▸ **Required work**
From the records below, pull each line that has "this".

* * * * * * * * *

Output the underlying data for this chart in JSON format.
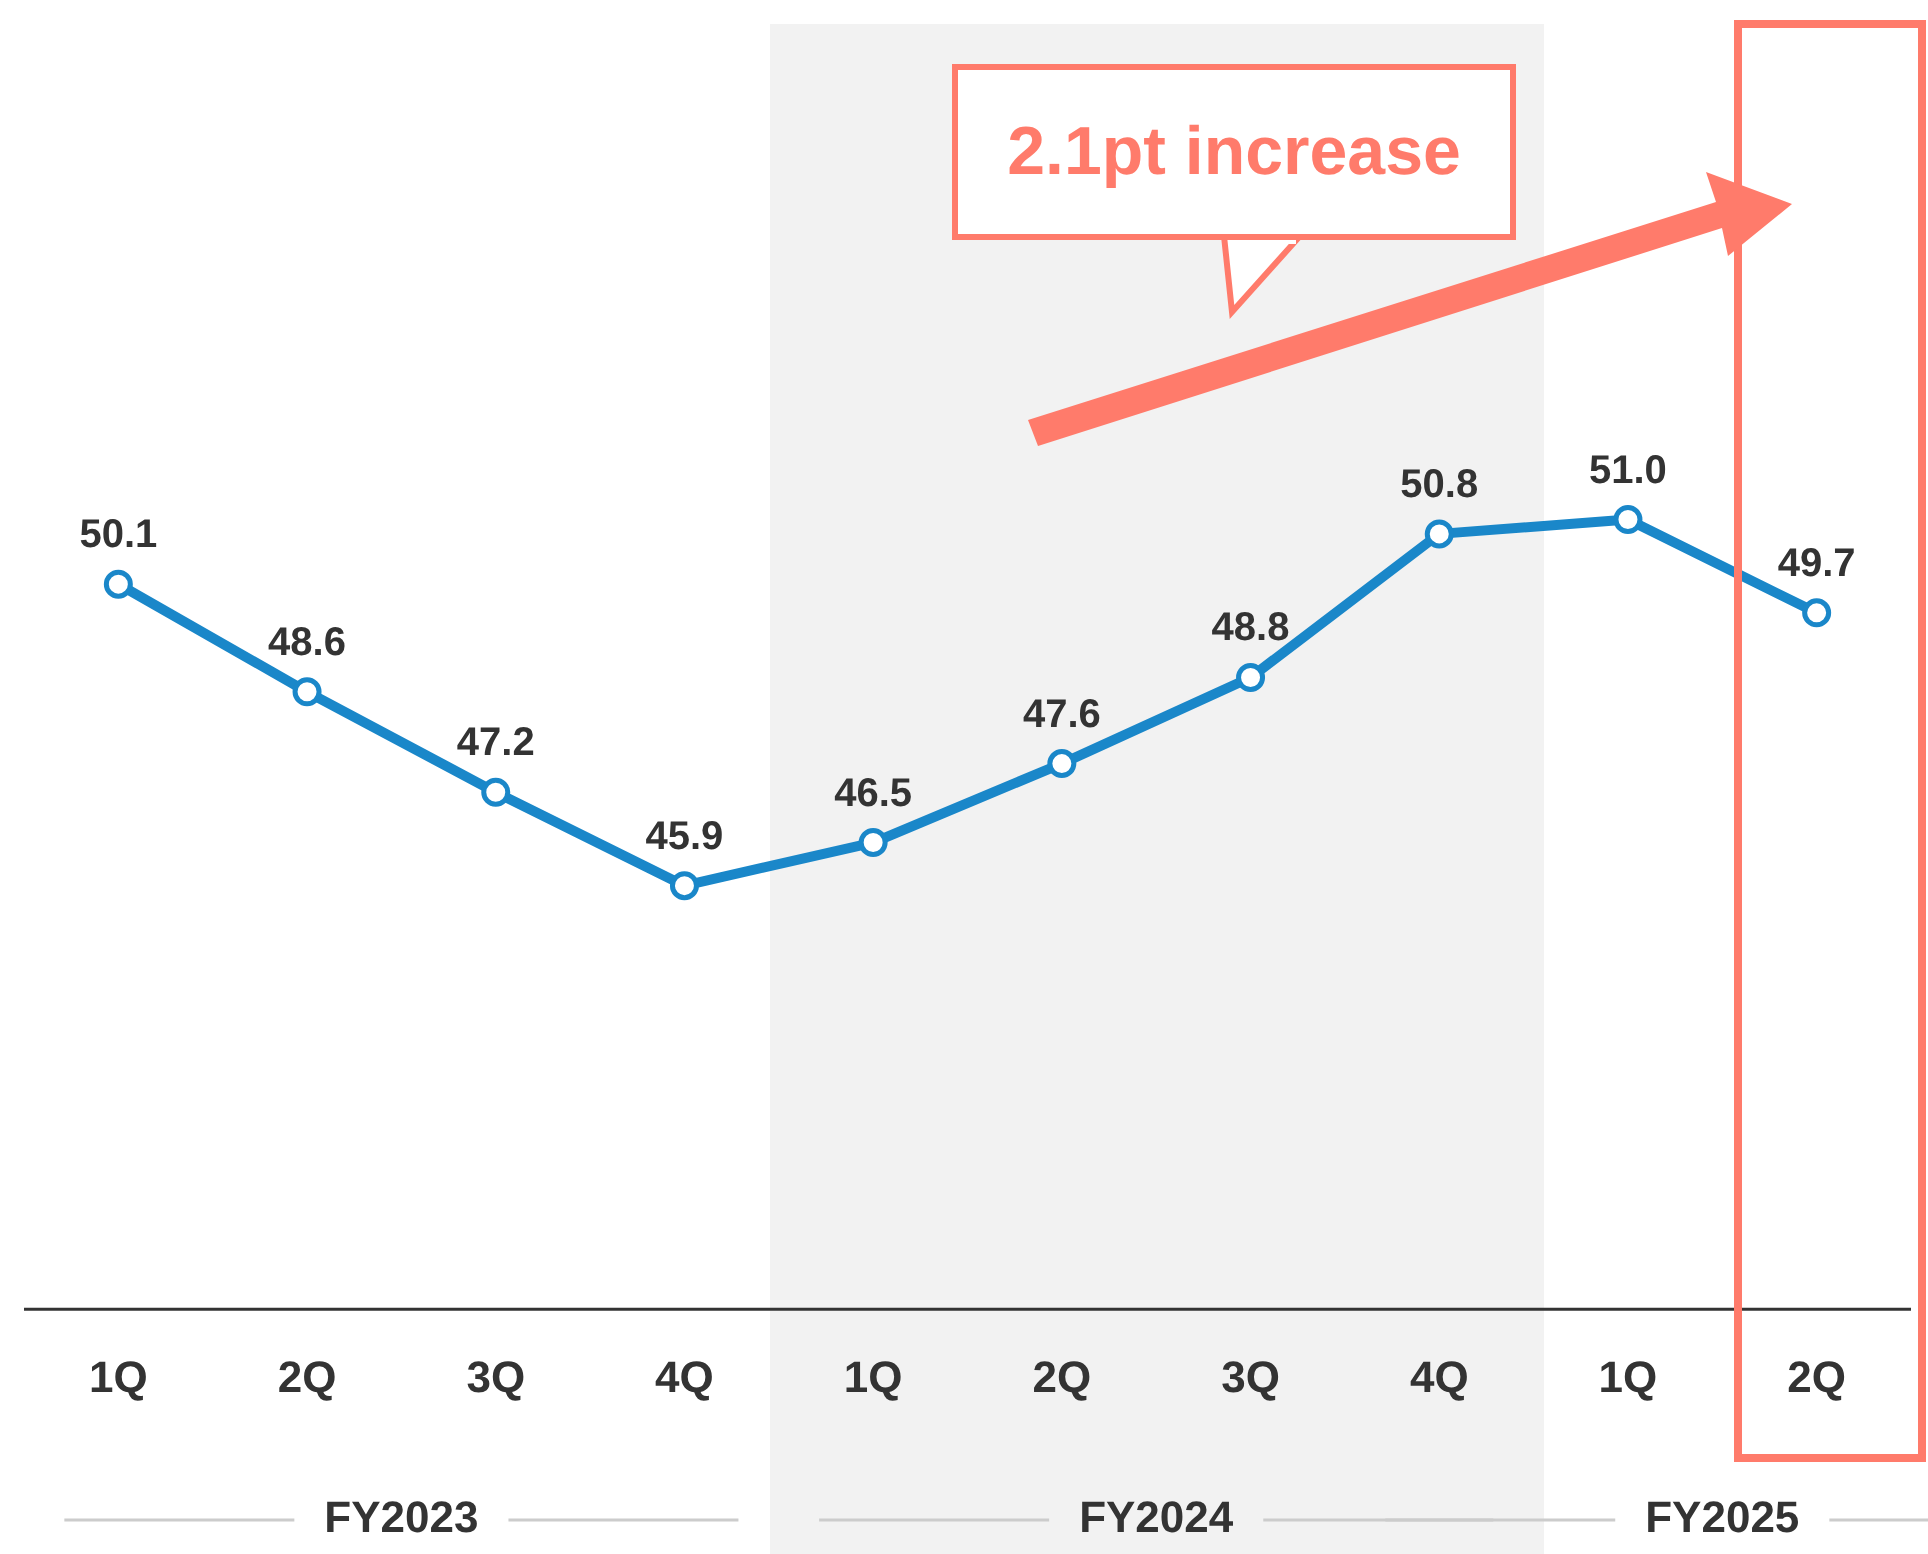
{
  "chart_data": {
    "type": "line",
    "categories": [
      "1Q",
      "2Q",
      "3Q",
      "4Q",
      "1Q",
      "2Q",
      "3Q",
      "4Q",
      "1Q",
      "2Q"
    ],
    "series": [
      {
        "color": "#1a87c9",
        "values": [
          50.1,
          48.6,
          47.2,
          45.9,
          46.5,
          47.6,
          48.8,
          50.8,
          51.0,
          49.7
        ],
        "value_labels": [
          "50.1",
          "48.6",
          "47.2",
          "45.9",
          "46.5",
          "47.6",
          "48.8",
          "50.8",
          "51.0",
          "49.7"
        ]
      }
    ],
    "tick_labels": "x",
    "grid": false,
    "legend": false,
    "marker": "circle",
    "line_style": "solid",
    "annotations": [
      "2.1pt increase",
      "FY2023",
      "FY2024",
      "FY2025"
    ]
  }
}
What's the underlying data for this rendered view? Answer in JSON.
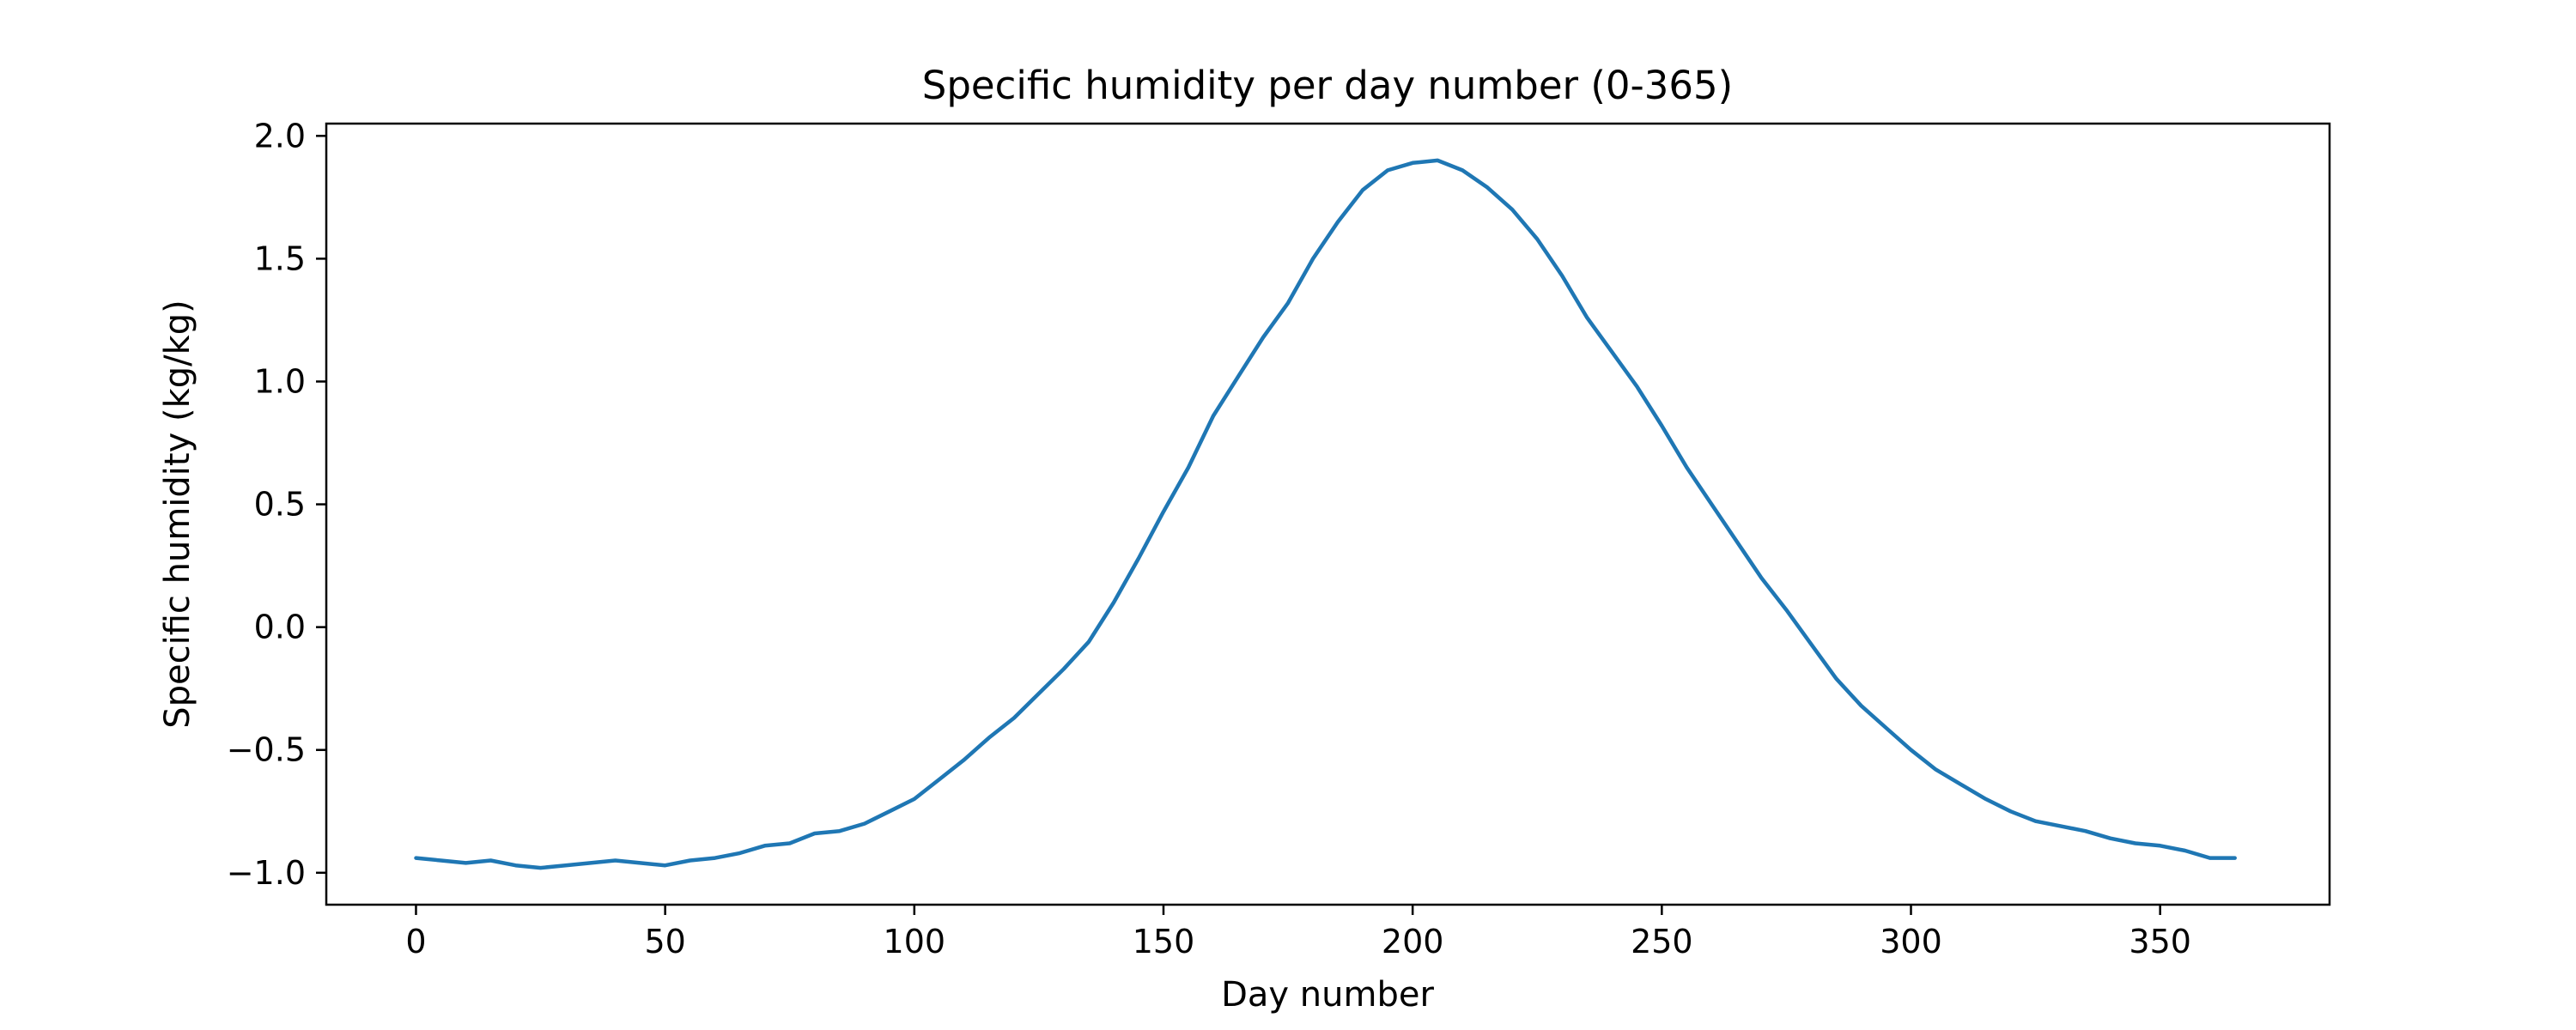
{
  "chart_data": {
    "type": "line",
    "title": "Specific humidity per day number (0-365)",
    "xlabel": "Day number",
    "ylabel": "Specific humidity (kg/kg)",
    "xlim": [
      -18,
      384
    ],
    "ylim": [
      -1.13,
      2.05
    ],
    "x_ticks": [
      0,
      50,
      100,
      150,
      200,
      250,
      300,
      350
    ],
    "y_ticks": [
      -1.0,
      -0.5,
      0.0,
      0.5,
      1.0,
      1.5,
      2.0
    ],
    "y_tick_labels": [
      "−1.0",
      "−0.5",
      "0.0",
      "0.5",
      "1.0",
      "1.5",
      "2.0"
    ],
    "grid": false,
    "legend": "none",
    "series": [
      {
        "color": "#1f77b4",
        "x": [
          0,
          5,
          10,
          15,
          20,
          25,
          30,
          35,
          40,
          45,
          50,
          55,
          60,
          65,
          70,
          75,
          80,
          85,
          90,
          95,
          100,
          105,
          110,
          115,
          120,
          125,
          130,
          135,
          140,
          145,
          150,
          155,
          160,
          165,
          170,
          175,
          180,
          185,
          190,
          195,
          200,
          205,
          210,
          215,
          220,
          225,
          230,
          235,
          240,
          245,
          250,
          255,
          260,
          265,
          270,
          275,
          280,
          285,
          290,
          295,
          300,
          305,
          310,
          315,
          320,
          325,
          330,
          335,
          340,
          345,
          350,
          355,
          360,
          365
        ],
        "values": [
          -0.94,
          -0.95,
          -0.96,
          -0.95,
          -0.97,
          -0.98,
          -0.97,
          -0.96,
          -0.95,
          -0.96,
          -0.97,
          -0.95,
          -0.94,
          -0.92,
          -0.89,
          -0.88,
          -0.84,
          -0.83,
          -0.8,
          -0.75,
          -0.7,
          -0.62,
          -0.54,
          -0.45,
          -0.37,
          -0.27,
          -0.17,
          -0.06,
          0.1,
          0.28,
          0.47,
          0.65,
          0.86,
          1.02,
          1.18,
          1.32,
          1.5,
          1.65,
          1.78,
          1.86,
          1.89,
          1.9,
          1.86,
          1.79,
          1.7,
          1.58,
          1.43,
          1.26,
          1.12,
          0.98,
          0.82,
          0.65,
          0.5,
          0.35,
          0.2,
          0.07,
          -0.07,
          -0.21,
          -0.32,
          -0.41,
          -0.5,
          -0.58,
          -0.64,
          -0.7,
          -0.75,
          -0.79,
          -0.81,
          -0.83,
          -0.86,
          -0.88,
          -0.89,
          -0.91,
          -0.94,
          -0.94
        ]
      }
    ]
  }
}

* * * * * * * * *

▸ **Written reply**
Output the underlying data for this chart in JSON format.
What's the underlying data for this rendered view? Answer in JSON.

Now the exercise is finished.